MATERIAL FOR THE TASK
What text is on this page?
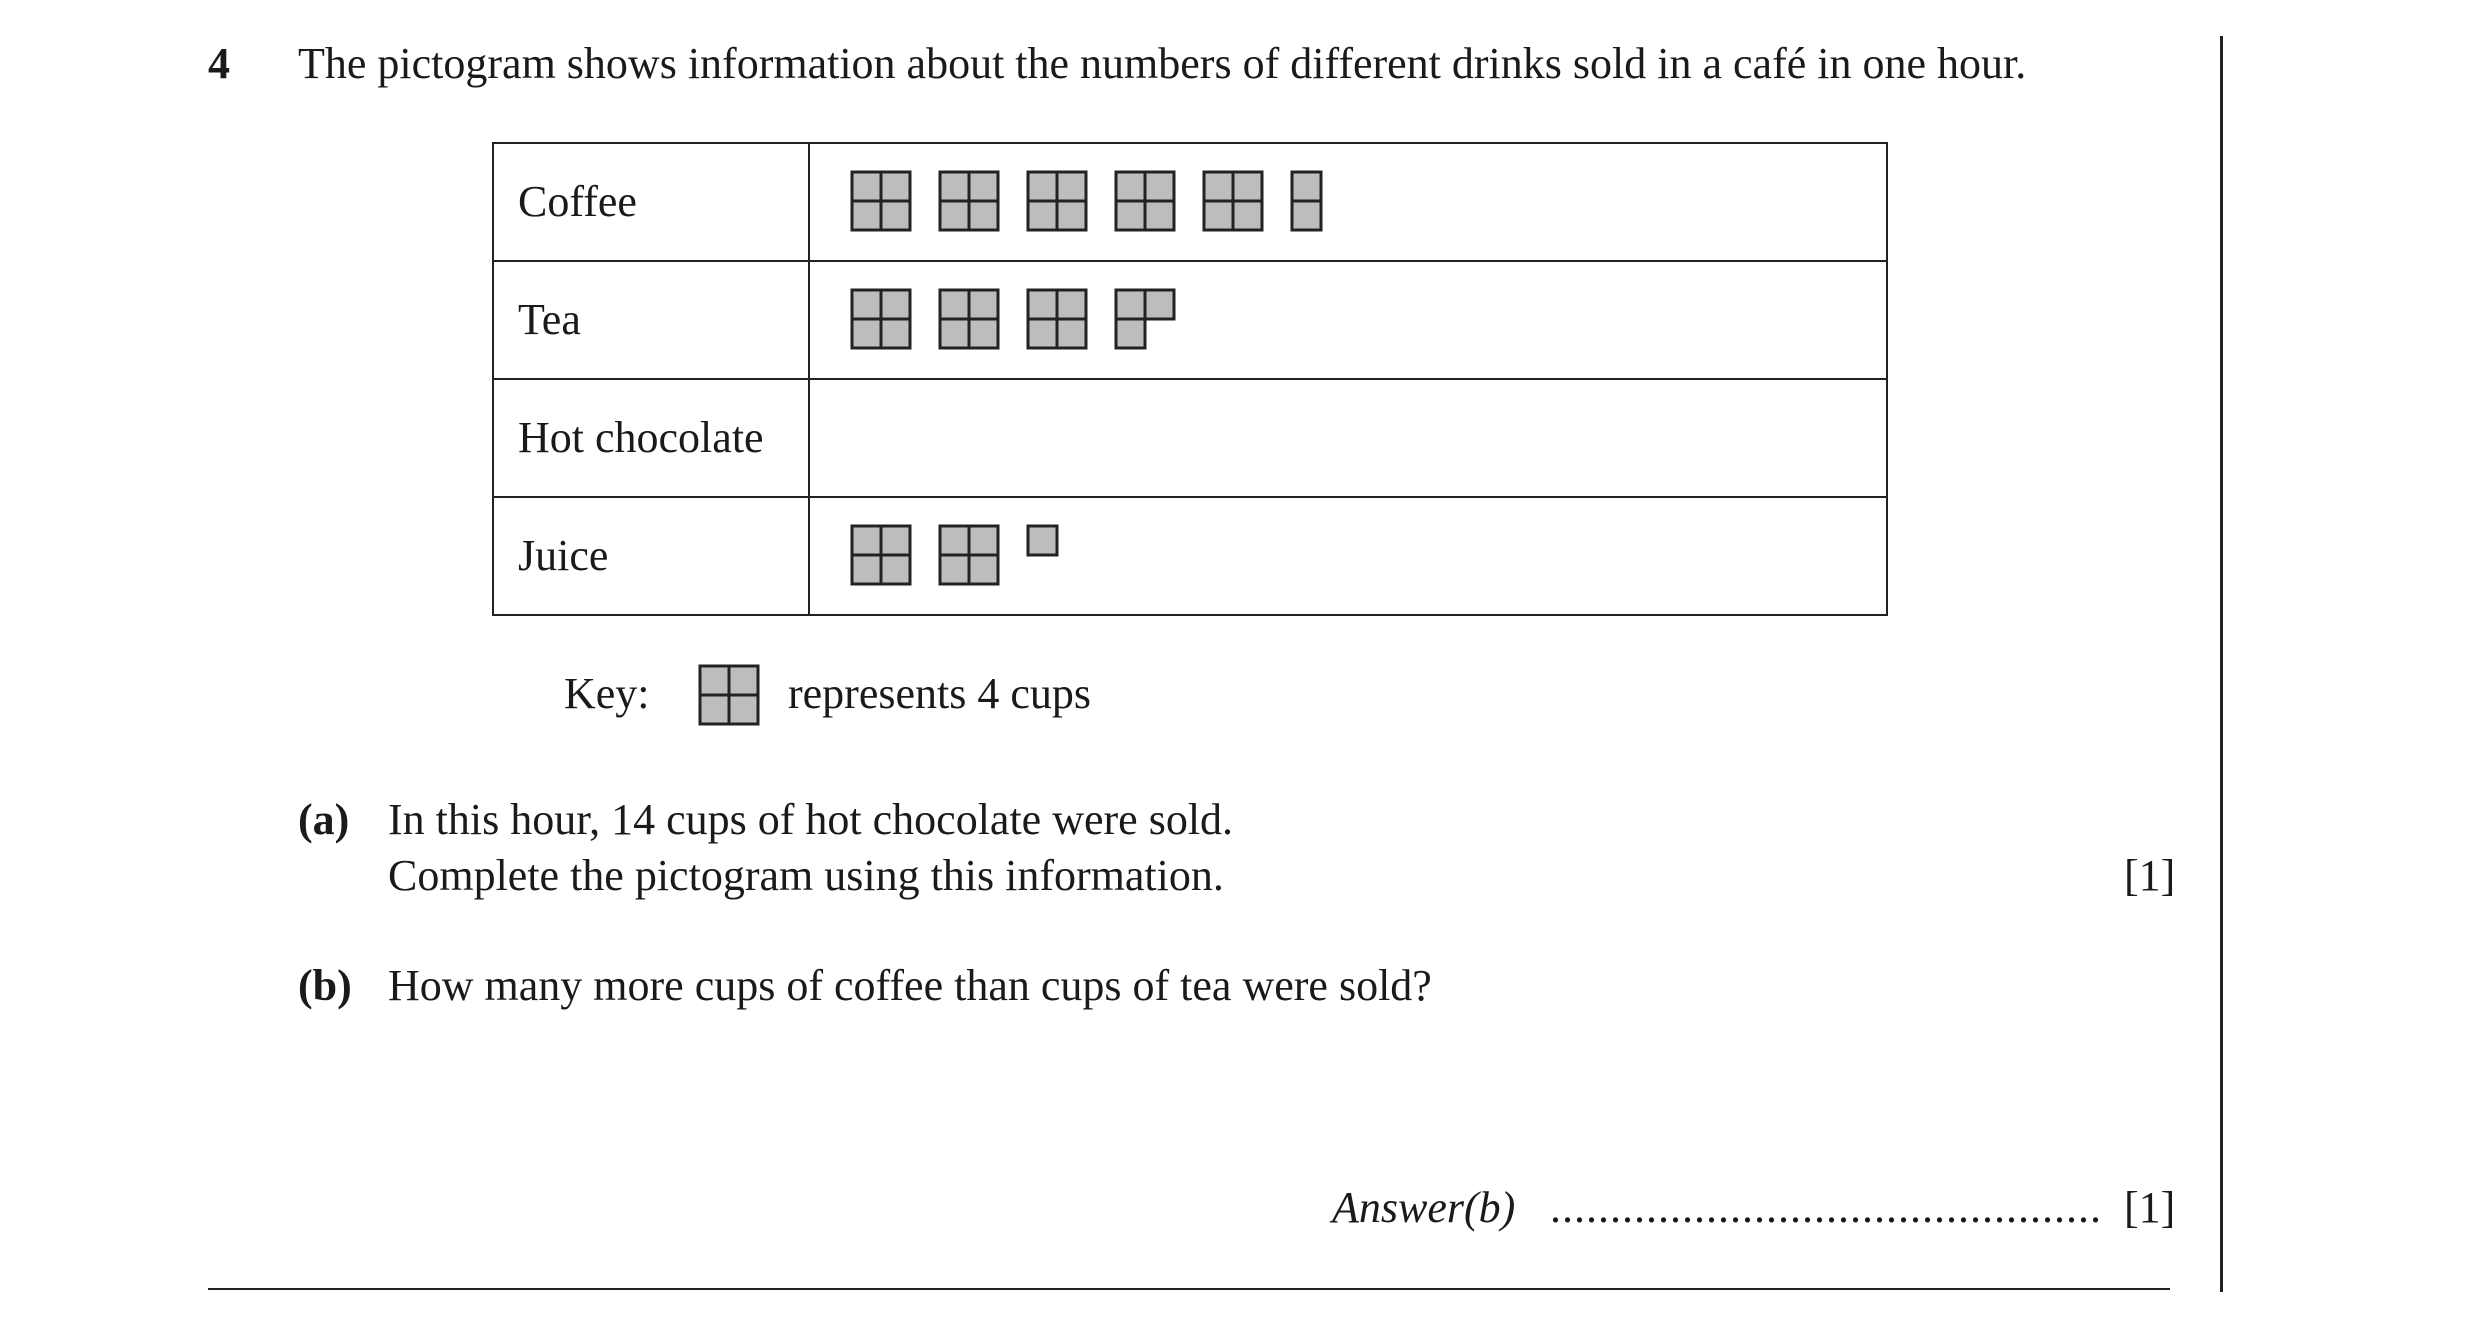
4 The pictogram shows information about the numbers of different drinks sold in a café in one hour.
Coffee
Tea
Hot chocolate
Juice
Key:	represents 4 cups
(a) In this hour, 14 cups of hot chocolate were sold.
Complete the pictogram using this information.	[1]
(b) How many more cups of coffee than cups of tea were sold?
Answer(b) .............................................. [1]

GOAL OF THE EXERCISE
Write out the records above once more, word for word, with no pictures.

FULL OUTPUT
What text is on this page?
4 The pictogram shows information about the numbers of different drinks sold in a café in one hour.
Coffee
Tea
Hot chocolate
Juice
Key:	represents 4 cups
(a) In this hour, 14 cups of hot chocolate were sold.
Complete the pictogram using this information.	[1]
(b) How many more cups of coffee than cups of tea were sold?
Answer(b) .............................................. [1]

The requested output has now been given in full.